**TASK PROMPT**
Each line of the material below should be reproduced exactly.

**********

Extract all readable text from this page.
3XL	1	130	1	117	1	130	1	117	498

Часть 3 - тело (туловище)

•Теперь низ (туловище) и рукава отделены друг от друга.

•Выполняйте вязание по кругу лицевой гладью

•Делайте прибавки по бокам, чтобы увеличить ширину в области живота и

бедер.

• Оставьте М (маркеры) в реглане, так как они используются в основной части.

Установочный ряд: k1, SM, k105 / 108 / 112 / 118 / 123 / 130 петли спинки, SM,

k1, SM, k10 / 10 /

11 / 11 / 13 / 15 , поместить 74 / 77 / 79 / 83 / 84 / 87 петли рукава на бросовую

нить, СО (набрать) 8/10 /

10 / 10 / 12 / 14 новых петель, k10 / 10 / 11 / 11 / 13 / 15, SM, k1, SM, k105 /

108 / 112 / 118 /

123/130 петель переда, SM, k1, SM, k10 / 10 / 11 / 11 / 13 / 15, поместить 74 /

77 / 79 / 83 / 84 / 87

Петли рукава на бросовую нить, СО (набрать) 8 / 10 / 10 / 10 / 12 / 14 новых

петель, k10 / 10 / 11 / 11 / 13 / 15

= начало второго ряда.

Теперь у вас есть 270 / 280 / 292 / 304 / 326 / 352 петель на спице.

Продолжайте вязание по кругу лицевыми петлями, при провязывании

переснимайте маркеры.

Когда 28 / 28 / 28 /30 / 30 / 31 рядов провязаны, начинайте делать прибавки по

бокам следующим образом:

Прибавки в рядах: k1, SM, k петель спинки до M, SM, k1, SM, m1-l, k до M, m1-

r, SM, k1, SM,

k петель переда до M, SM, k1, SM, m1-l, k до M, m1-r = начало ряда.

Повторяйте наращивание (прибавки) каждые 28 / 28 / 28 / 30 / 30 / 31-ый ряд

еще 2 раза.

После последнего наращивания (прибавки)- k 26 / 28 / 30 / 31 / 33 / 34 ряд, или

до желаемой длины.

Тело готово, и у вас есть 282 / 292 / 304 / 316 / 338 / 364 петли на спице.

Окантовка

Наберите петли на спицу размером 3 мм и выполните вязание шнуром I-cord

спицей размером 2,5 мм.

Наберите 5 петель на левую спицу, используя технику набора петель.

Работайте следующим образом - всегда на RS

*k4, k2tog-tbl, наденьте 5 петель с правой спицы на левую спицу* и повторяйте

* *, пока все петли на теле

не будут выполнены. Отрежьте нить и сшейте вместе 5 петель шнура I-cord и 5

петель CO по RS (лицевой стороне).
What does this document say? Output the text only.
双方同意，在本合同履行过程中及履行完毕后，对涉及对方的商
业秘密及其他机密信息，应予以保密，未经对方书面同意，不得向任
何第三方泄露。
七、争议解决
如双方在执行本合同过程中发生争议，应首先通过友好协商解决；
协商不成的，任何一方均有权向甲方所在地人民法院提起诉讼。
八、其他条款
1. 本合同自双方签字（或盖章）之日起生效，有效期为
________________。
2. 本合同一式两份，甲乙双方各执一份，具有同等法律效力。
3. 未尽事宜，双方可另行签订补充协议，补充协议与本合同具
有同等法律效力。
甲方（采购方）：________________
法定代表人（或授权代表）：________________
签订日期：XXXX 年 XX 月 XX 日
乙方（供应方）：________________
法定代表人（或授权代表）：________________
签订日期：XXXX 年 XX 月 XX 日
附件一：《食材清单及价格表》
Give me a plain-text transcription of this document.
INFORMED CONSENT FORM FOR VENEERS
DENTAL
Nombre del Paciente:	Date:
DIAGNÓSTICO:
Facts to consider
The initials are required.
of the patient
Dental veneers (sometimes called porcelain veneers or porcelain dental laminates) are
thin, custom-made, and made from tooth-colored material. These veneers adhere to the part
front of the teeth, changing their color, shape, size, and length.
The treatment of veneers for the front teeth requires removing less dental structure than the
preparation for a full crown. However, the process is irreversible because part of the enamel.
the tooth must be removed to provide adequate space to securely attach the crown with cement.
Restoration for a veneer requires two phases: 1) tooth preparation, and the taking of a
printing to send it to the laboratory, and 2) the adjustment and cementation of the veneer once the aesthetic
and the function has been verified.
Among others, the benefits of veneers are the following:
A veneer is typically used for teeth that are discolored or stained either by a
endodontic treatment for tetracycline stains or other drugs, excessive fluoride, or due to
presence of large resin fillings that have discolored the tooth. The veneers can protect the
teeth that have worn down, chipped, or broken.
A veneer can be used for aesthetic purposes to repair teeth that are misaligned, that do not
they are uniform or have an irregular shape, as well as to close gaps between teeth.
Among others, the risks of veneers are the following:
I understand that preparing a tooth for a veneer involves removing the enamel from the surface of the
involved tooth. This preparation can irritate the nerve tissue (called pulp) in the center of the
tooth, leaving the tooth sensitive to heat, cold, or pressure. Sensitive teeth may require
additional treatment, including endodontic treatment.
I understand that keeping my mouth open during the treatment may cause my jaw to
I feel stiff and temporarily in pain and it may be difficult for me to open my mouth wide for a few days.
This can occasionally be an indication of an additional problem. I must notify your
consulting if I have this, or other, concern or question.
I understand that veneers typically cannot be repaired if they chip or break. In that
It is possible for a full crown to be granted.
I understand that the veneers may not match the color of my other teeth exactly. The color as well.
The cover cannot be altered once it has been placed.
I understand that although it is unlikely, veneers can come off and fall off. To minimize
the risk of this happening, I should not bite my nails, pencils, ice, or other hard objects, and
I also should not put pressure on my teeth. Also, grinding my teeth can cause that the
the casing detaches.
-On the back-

**********

**COMPLETED EXERCISE**
Extract all readable text from this page.
3XL	1	130	1	117	1	130	1	117	498

Часть 3 - тело (туловище)

•Теперь низ (туловище) и рукава отделены друг от друга.

•Выполняйте вязание по кругу лицевой гладью

•Делайте прибавки по бокам, чтобы увеличить ширину в области живота и

бедер.

• Оставьте М (маркеры) в реглане, так как они используются в основной части.

Установочный ряд: k1, SM, k105 / 108 / 112 / 118 / 123 / 130 петли спинки, SM,

k1, SM, k10 / 10 /

11 / 11 / 13 / 15 , поместить 74 / 77 / 79 / 83 / 84 / 87 петли рукава на бросовую

нить, СО (набрать) 8/10 /

10 / 10 / 12 / 14 новых петель, k10 / 10 / 11 / 11 / 13 / 15, SM, k1, SM, k105 /

108 / 112 / 118 /

123/130 петель переда, SM, k1, SM, k10 / 10 / 11 / 11 / 13 / 15, поместить 74 /

77 / 79 / 83 / 84 / 87

Петли рукава на бросовую нить, СО (набрать) 8 / 10 / 10 / 10 / 12 / 14 новых

петель, k10 / 10 / 11 / 11 / 13 / 15

= начало второго ряда.

Теперь у вас есть 270 / 280 / 292 / 304 / 326 / 352 петель на спице.

Продолжайте вязание по кругу лицевыми петлями, при провязывании

переснимайте маркеры.

Когда 28 / 28 / 28 /30 / 30 / 31 рядов провязаны, начинайте делать прибавки по

бокам следующим образом:

Прибавки в рядах: k1, SM, k петель спинки до M, SM, k1, SM, m1-l, k до M, m1-

r, SM, k1, SM,

k петель переда до M, SM, k1, SM, m1-l, k до M, m1-r = начало ряда.

Повторяйте наращивание (прибавки) каждые 28 / 28 / 28 / 30 / 30 / 31-ый ряд

еще 2 раза.

После последнего наращивания (прибавки)- k 26 / 28 / 30 / 31 / 33 / 34 ряд, или

до желаемой длины.

Тело готово, и у вас есть 282 / 292 / 304 / 316 / 338 / 364 петли на спице.

Окантовка

Наберите петли на спицу размером 3 мм и выполните вязание шнуром I-cord

спицей размером 2,5 мм.

Наберите 5 петель на левую спицу, используя технику набора петель.

Работайте следующим образом - всегда на RS

*k4, k2tog-tbl, наденьте 5 петель с правой спицы на левую спицу* и повторяйте

* *, пока все петли на теле

не будут выполнены. Отрежьте нить и сшейте вместе 5 петель шнура I-cord и 5

петель CO по RS (лицевой стороне).
What does this document say? Output the text only.
双方同意，在本合同履行过程中及履行完毕后，对涉及对方的商
业秘密及其他机密信息，应予以保密，未经对方书面同意，不得向任
何第三方泄露。
七、争议解决
如双方在执行本合同过程中发生争议，应首先通过友好协商解决；
协商不成的，任何一方均有权向甲方所在地人民法院提起诉讼。
八、其他条款
1. 本合同自双方签字（或盖章）之日起生效，有效期为
________________。
2. 本合同一式两份，甲乙双方各执一份，具有同等法律效力。
3. 未尽事宜，双方可另行签订补充协议，补充协议与本合同具
有同等法律效力。
甲方（采购方）：________________
法定代表人（或授权代表）：________________
签订日期：XXXX 年 XX 月 XX 日
乙方（供应方）：________________
法定代表人（或授权代表）：________________
签订日期：XXXX 年 XX 月 XX 日
附件一：《食材清单及价格表》
Give me a plain-text transcription of this document.
INFORMED CONSENT FORM FOR VENEERS
DENTAL
Nombre del Paciente:	Date:
DIAGNÓSTICO:
Facts to consider
The initials are required.
of the patient
Dental veneers (sometimes called porcelain veneers or porcelain dental laminates) are
thin, custom-made, and made from tooth-colored material. These veneers adhere to the part
front of the teeth, changing their color, shape, size, and length.
The treatment of veneers for the front teeth requires removing less dental structure than the
preparation for a full crown. However, the process is irreversible because part of the enamel.
the tooth must be removed to provide adequate space to securely attach the crown with cement.
Restoration for a veneer requires two phases: 1) tooth preparation, and the taking of a
printing to send it to the laboratory, and 2) the adjustment and cementation of the veneer once the aesthetic
and the function has been verified.
Among others, the benefits of veneers are the following:
A veneer is typically used for teeth that are discolored or stained either by a
endodontic treatment for tetracycline stains or other drugs, excessive fluoride, or due to
presence of large resin fillings that have discolored the tooth. The veneers can protect the
teeth that have worn down, chipped, or broken.
A veneer can be used for aesthetic purposes to repair teeth that are misaligned, that do not
they are uniform or have an irregular shape, as well as to close gaps between teeth.
Among others, the risks of veneers are the following:
I understand that preparing a tooth for a veneer involves removing the enamel from the surface of the
involved tooth. This preparation can irritate the nerve tissue (called pulp) in the center of the
tooth, leaving the tooth sensitive to heat, cold, or pressure. Sensitive teeth may require
additional treatment, including endodontic treatment.
I understand that keeping my mouth open during the treatment may cause my jaw to
I feel stiff and temporarily in pain and it may be difficult for me to open my mouth wide for a few days.
This can occasionally be an indication of an additional problem. I must notify your
consulting if I have this, or other, concern or question.
I understand that veneers typically cannot be repaired if they chip or break. In that
It is possible for a full crown to be granted.
I understand that the veneers may not match the color of my other teeth exactly. The color as well.
The cover cannot be altered once it has been placed.
I understand that although it is unlikely, veneers can come off and fall off. To minimize
the risk of this happening, I should not bite my nails, pencils, ice, or other hard objects, and
I also should not put pressure on my teeth. Also, grinding my teeth can cause that the
the casing detaches.
-On the back-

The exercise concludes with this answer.